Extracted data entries
○ ○ ○ ○ ○
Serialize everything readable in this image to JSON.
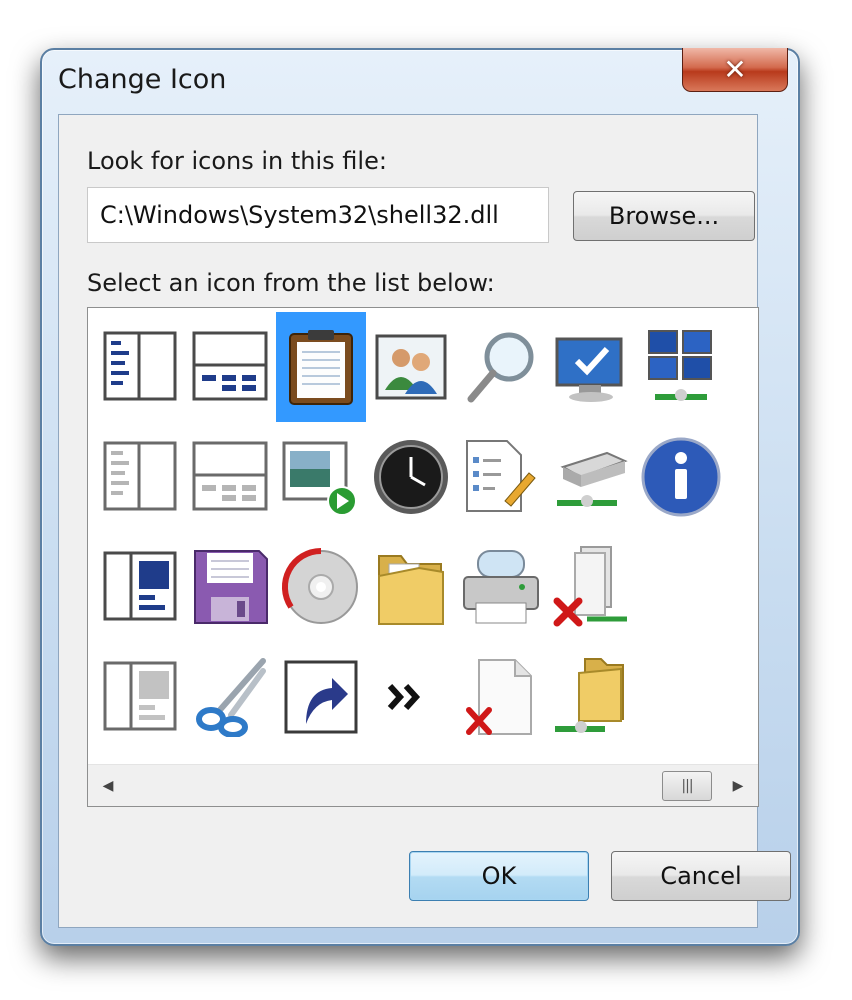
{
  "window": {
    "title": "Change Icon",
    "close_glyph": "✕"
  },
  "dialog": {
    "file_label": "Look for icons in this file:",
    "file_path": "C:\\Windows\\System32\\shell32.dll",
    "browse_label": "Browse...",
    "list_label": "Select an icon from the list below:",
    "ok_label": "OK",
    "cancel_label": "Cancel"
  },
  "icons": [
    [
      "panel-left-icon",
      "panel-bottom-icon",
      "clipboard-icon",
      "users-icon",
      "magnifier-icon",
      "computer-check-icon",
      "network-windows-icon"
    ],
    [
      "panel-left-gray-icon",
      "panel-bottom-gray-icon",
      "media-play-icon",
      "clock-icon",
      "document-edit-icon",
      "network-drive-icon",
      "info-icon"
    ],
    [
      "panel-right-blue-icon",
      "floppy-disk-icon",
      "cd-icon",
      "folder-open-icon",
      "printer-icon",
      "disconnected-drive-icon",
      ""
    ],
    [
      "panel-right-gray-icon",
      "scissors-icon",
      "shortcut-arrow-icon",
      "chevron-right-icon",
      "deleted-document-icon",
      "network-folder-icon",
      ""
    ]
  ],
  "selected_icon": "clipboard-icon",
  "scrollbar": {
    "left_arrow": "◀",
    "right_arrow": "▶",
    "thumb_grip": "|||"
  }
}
○ ○ ○ ○ ○
→ Aim:
What is the number of lines in the listing that include the word "document"? Give that number and nothing else.

→ Answer to this problem:
2